▶ EXERCISE PROMPT
Give the total number of lines with the word "arrow" in them, and no other words.

BEGIN MATERIAL PROVIDED

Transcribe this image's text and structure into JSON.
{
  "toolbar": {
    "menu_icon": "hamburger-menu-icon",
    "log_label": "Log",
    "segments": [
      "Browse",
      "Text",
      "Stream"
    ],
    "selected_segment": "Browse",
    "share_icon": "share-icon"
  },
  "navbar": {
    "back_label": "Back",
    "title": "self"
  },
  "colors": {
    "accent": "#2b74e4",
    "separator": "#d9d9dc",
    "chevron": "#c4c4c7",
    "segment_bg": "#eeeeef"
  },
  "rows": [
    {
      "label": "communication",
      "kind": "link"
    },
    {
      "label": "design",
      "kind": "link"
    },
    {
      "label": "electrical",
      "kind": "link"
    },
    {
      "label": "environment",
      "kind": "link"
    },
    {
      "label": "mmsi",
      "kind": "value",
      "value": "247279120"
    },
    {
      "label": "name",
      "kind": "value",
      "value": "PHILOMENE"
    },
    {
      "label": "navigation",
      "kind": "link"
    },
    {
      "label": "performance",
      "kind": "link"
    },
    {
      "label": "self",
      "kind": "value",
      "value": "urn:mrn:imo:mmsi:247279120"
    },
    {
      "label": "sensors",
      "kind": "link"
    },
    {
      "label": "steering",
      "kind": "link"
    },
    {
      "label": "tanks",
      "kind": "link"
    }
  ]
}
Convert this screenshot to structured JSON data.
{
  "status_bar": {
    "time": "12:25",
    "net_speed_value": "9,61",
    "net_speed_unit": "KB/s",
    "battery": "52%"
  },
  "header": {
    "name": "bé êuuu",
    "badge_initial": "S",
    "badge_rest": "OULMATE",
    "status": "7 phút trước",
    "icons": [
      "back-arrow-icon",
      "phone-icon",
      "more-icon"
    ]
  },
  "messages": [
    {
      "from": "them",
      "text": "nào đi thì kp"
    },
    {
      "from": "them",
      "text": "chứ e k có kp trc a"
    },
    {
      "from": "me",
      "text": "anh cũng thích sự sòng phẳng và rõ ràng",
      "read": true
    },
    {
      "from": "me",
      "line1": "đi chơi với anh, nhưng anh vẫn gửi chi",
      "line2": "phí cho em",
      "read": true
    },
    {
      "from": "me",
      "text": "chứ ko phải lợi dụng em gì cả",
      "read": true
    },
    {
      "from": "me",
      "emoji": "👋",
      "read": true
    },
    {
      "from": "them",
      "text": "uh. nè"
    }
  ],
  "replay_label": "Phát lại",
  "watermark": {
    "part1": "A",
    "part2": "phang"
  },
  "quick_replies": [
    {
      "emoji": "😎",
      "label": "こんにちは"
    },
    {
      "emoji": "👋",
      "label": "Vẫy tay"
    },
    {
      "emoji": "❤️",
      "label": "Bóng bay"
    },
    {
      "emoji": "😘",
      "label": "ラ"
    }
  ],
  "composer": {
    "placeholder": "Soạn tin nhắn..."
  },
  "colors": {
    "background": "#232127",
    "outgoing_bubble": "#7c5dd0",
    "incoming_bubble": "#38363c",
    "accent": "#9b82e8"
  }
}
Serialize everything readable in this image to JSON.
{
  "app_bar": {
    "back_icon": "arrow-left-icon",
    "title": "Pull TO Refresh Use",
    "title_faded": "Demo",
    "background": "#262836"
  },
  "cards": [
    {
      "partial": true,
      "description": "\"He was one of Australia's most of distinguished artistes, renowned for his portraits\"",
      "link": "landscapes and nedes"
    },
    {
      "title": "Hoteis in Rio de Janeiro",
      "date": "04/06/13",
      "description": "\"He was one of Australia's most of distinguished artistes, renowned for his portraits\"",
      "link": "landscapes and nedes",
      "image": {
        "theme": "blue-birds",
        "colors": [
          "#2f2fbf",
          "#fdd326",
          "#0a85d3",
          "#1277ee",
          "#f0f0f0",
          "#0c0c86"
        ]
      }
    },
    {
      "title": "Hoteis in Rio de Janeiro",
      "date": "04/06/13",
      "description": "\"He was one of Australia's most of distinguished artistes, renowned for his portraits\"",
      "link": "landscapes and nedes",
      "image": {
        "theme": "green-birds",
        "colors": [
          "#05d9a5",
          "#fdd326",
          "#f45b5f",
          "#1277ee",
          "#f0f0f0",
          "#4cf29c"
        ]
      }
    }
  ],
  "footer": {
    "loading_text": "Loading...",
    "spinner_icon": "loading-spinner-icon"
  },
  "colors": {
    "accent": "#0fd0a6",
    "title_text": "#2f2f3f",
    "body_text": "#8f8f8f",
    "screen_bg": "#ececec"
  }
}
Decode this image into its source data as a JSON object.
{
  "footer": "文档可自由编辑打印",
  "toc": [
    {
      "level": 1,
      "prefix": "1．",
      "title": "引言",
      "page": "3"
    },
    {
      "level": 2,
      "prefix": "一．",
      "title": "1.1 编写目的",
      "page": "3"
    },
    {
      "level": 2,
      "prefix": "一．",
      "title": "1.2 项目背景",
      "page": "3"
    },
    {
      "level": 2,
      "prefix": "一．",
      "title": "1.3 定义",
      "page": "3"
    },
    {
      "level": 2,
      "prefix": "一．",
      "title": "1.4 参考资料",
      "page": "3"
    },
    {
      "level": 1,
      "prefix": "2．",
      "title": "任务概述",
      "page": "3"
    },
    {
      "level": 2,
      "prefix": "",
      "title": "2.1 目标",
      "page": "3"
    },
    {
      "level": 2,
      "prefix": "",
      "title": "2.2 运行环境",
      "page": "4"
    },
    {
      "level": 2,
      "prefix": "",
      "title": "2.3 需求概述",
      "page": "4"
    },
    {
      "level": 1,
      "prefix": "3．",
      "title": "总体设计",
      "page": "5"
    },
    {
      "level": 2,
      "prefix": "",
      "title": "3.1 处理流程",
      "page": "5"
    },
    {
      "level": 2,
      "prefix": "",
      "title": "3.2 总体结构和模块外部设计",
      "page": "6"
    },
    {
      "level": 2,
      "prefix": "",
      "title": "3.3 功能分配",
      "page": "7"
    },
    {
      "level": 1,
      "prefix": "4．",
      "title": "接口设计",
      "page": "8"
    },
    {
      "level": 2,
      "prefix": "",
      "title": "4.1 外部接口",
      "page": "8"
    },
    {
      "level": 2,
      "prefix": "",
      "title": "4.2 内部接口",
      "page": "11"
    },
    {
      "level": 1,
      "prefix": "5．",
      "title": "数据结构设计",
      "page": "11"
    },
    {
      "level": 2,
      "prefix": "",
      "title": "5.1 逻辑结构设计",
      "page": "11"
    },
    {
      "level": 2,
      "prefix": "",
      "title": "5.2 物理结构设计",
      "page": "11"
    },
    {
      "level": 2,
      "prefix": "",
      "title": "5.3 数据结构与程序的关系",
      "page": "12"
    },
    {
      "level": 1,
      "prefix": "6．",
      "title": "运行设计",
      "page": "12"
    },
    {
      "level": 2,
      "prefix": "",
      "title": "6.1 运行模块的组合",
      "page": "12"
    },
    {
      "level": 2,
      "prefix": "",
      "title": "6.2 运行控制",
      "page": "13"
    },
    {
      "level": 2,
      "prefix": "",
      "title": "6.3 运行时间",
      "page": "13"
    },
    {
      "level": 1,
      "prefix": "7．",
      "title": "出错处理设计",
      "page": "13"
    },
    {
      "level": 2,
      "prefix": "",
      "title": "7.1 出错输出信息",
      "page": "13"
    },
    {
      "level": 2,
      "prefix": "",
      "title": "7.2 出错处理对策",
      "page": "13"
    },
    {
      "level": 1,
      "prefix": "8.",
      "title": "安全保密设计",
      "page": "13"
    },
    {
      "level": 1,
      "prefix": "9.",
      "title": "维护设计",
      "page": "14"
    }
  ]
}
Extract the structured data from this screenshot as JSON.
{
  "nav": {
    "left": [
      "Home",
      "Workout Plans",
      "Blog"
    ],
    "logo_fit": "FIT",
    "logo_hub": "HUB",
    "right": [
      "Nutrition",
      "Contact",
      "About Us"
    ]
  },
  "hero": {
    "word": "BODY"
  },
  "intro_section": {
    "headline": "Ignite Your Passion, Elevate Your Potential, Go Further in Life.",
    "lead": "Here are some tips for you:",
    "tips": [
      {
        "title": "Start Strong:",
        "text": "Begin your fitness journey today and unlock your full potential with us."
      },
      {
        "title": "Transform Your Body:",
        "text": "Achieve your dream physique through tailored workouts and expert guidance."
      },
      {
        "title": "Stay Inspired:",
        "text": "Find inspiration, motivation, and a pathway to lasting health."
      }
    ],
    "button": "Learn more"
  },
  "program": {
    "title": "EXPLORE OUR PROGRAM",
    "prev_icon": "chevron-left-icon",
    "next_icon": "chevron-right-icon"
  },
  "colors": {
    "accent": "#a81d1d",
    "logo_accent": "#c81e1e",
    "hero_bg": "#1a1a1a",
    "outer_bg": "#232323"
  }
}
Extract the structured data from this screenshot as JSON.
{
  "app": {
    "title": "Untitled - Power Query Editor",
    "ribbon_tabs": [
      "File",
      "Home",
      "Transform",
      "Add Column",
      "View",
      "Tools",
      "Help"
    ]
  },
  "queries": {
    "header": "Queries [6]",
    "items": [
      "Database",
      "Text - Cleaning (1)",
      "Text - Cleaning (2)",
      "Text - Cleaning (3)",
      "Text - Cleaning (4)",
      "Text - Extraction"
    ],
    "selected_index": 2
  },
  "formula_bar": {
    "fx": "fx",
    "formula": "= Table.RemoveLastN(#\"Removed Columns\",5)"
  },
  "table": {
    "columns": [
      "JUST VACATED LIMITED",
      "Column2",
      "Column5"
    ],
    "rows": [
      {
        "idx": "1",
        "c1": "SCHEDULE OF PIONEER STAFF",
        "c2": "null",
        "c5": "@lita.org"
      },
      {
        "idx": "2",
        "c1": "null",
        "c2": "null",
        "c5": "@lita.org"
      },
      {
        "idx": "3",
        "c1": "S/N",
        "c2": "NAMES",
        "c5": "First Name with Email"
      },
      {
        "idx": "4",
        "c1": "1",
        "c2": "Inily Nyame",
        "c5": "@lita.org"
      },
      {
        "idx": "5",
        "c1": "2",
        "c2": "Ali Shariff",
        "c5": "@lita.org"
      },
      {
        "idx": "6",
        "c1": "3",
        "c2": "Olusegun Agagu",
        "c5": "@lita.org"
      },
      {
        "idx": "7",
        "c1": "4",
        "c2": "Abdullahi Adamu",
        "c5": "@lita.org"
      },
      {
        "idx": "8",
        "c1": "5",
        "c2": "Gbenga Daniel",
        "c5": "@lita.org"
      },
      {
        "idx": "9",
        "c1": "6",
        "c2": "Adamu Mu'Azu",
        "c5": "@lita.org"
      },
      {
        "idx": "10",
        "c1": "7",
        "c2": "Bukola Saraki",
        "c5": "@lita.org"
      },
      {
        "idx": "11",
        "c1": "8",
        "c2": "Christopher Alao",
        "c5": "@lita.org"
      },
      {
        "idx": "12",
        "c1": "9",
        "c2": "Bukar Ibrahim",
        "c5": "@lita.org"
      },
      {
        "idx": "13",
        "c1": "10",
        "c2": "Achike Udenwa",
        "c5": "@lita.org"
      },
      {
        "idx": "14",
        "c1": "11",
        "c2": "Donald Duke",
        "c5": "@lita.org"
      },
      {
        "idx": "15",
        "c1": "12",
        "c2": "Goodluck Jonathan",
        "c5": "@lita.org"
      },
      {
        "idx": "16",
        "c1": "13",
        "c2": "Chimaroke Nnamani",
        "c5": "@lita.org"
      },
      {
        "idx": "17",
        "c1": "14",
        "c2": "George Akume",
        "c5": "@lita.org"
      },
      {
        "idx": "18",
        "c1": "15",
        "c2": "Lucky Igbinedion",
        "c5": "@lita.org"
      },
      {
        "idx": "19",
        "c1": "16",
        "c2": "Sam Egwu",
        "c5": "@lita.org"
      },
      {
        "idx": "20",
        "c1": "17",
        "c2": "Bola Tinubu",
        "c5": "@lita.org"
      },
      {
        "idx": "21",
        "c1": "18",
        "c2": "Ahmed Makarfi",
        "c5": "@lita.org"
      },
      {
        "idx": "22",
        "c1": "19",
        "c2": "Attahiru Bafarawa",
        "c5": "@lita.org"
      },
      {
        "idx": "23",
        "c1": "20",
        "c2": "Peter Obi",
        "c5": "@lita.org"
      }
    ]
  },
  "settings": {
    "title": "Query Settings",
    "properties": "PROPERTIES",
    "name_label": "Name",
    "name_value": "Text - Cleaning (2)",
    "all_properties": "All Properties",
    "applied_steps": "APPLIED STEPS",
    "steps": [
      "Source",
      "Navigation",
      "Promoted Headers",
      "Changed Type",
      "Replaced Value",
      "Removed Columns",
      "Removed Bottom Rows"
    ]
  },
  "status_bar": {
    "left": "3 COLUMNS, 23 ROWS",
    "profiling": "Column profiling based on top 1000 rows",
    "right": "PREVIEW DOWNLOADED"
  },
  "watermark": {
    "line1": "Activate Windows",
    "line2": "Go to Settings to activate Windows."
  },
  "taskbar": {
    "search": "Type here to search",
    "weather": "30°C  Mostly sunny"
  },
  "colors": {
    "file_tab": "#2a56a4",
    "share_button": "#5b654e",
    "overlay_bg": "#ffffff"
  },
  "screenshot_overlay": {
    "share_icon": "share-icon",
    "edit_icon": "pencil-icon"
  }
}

END MATERIAL PROVIDED

▶ CORRECT RESPONSE
2